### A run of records
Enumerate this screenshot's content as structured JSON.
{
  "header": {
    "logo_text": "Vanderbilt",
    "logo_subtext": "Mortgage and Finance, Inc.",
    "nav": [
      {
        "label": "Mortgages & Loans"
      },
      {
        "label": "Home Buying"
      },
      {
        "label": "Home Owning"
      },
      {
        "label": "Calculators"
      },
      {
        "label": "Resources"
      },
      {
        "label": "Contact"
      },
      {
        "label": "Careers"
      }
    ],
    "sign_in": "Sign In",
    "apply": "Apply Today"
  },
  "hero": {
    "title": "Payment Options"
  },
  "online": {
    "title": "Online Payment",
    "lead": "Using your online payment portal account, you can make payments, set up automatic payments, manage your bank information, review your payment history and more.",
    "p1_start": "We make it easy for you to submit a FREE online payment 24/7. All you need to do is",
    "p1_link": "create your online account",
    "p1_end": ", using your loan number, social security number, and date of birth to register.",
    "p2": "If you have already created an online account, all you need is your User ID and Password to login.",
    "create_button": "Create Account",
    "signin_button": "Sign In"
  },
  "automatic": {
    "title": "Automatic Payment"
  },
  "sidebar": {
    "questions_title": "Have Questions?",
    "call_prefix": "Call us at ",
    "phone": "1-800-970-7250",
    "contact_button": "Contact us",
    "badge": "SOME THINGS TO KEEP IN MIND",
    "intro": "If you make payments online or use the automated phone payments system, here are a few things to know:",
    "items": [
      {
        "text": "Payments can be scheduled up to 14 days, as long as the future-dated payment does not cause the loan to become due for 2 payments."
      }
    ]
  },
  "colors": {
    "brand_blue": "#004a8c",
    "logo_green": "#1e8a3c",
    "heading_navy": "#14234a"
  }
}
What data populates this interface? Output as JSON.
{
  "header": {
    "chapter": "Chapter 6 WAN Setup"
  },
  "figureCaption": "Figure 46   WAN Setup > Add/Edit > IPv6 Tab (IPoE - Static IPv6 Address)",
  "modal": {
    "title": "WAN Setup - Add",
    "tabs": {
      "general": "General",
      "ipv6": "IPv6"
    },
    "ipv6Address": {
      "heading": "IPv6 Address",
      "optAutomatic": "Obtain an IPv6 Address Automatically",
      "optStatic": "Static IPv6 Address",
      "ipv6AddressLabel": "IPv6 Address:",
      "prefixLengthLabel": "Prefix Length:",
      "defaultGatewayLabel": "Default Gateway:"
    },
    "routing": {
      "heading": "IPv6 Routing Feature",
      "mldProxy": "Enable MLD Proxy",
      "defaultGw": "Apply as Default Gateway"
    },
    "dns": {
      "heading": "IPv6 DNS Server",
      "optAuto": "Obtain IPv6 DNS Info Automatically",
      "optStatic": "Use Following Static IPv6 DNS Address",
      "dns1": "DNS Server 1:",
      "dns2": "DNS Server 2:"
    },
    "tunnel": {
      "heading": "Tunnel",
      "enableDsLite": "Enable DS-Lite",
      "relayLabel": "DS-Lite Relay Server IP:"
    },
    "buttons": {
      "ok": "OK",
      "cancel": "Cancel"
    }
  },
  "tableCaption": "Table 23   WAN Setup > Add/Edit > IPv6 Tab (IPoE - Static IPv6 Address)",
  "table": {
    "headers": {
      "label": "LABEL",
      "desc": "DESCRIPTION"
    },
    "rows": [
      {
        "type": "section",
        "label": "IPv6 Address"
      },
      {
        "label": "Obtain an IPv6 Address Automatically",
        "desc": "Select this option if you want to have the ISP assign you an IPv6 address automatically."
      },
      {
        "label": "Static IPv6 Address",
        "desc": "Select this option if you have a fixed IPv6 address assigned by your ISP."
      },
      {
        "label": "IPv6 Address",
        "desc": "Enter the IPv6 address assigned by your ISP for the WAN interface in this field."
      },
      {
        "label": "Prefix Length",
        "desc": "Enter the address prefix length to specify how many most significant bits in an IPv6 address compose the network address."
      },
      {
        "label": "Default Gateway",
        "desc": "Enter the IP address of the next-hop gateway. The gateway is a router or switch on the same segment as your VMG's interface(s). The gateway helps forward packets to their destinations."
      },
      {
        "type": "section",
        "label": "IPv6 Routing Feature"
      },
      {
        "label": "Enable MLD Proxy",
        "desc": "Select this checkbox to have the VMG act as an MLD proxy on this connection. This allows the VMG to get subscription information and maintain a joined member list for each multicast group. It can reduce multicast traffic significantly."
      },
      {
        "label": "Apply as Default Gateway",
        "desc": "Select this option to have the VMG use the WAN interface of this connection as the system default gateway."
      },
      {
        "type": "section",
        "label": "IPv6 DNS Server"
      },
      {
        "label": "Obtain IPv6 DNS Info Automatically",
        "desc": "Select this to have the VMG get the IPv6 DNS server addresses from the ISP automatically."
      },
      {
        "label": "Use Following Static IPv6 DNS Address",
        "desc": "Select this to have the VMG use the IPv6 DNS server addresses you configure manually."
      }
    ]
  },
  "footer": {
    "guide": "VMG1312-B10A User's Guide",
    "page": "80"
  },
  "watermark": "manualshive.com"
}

### GIVEN EXERCISE
Copy out every line of the material above that mentions the word "optStatic".

### EXERCISE ANSWER
      "optStatic": "Static IPv6 Address",
      "optStatic": "Use Following Static IPv6 DNS Address",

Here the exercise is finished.